■ **SHORT TASK**
Each entry in the listing below should be restated word for word.
··· PROVIDED MATERIAL
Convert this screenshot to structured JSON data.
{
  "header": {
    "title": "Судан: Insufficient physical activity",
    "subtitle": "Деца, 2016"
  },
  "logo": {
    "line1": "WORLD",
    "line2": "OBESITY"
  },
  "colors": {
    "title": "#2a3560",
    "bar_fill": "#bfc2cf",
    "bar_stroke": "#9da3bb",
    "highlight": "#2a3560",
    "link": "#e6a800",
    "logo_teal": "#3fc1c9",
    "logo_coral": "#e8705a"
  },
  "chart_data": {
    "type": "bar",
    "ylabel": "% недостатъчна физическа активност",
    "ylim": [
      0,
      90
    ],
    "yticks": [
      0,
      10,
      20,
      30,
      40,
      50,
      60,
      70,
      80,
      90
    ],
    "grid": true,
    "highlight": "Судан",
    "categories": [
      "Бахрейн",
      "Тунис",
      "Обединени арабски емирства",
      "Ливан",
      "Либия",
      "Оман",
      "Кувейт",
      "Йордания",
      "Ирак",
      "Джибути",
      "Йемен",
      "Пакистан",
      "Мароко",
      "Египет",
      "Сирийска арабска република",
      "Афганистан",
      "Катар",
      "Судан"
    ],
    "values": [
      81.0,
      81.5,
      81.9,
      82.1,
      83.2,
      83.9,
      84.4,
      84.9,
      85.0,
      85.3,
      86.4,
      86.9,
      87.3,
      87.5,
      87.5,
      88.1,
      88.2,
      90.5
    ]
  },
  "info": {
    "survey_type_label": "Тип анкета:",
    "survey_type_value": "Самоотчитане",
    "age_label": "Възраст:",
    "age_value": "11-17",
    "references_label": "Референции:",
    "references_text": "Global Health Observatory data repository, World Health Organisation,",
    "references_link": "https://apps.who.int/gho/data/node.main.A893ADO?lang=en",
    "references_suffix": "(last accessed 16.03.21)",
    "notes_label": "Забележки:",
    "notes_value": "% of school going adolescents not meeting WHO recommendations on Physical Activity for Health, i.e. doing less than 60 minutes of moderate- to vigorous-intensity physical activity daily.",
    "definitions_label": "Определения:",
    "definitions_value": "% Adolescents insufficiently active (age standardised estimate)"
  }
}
······
■ **RESPONSE TO THE EXERCISE**
Convert this screenshot to structured JSON data.
{
  "header": {
    "title": "Судан: Insufficient physical activity",
    "subtitle": "Деца, 2016"
  },
  "logo": {
    "line1": "WORLD",
    "line2": "OBESITY"
  },
  "colors": {
    "title": "#2a3560",
    "bar_fill": "#bfc2cf",
    "bar_stroke": "#9da3bb",
    "highlight": "#2a3560",
    "link": "#e6a800",
    "logo_teal": "#3fc1c9",
    "logo_coral": "#e8705a"
  },
  "chart_data": {
    "type": "bar",
    "ylabel": "% недостатъчна физическа активност",
    "ylim": [
      0,
      90
    ],
    "yticks": [
      0,
      10,
      20,
      30,
      40,
      50,
      60,
      70,
      80,
      90
    ],
    "grid": true,
    "highlight": "Судан",
    "categories": [
      "Бахрейн",
      "Тунис",
      "Обединени арабски емирства",
      "Ливан",
      "Либия",
      "Оман",
      "Кувейт",
      "Йордания",
      "Ирак",
      "Джибути",
      "Йемен",
      "Пакистан",
      "Мароко",
      "Египет",
      "Сирийска арабска република",
      "Афганистан",
      "Катар",
      "Судан"
    ],
    "values": [
      81.0,
      81.5,
      81.9,
      82.1,
      83.2,
      83.9,
      84.4,
      84.9,
      85.0,
      85.3,
      86.4,
      86.9,
      87.3,
      87.5,
      87.5,
      88.1,
      88.2,
      90.5
    ]
  },
  "info": {
    "survey_type_label": "Тип анкета:",
    "survey_type_value": "Самоотчитане",
    "age_label": "Възраст:",
    "age_value": "11-17",
    "references_label": "Референции:",
    "references_text": "Global Health Observatory data repository, World Health Organisation,",
    "references_link": "https://apps.who.int/gho/data/node.main.A893ADO?lang=en",
    "references_suffix": "(last accessed 16.03.21)",
    "notes_label": "Забележки:",
    "notes_value": "% of school going adolescents not meeting WHO recommendations on Physical Activity for Health, i.e. doing less than 60 minutes of moderate- to vigorous-intensity physical activity daily.",
    "definitions_label": "Определения:",
    "definitions_value": "% Adolescents insufficiently active (age standardised estimate)"
  }
}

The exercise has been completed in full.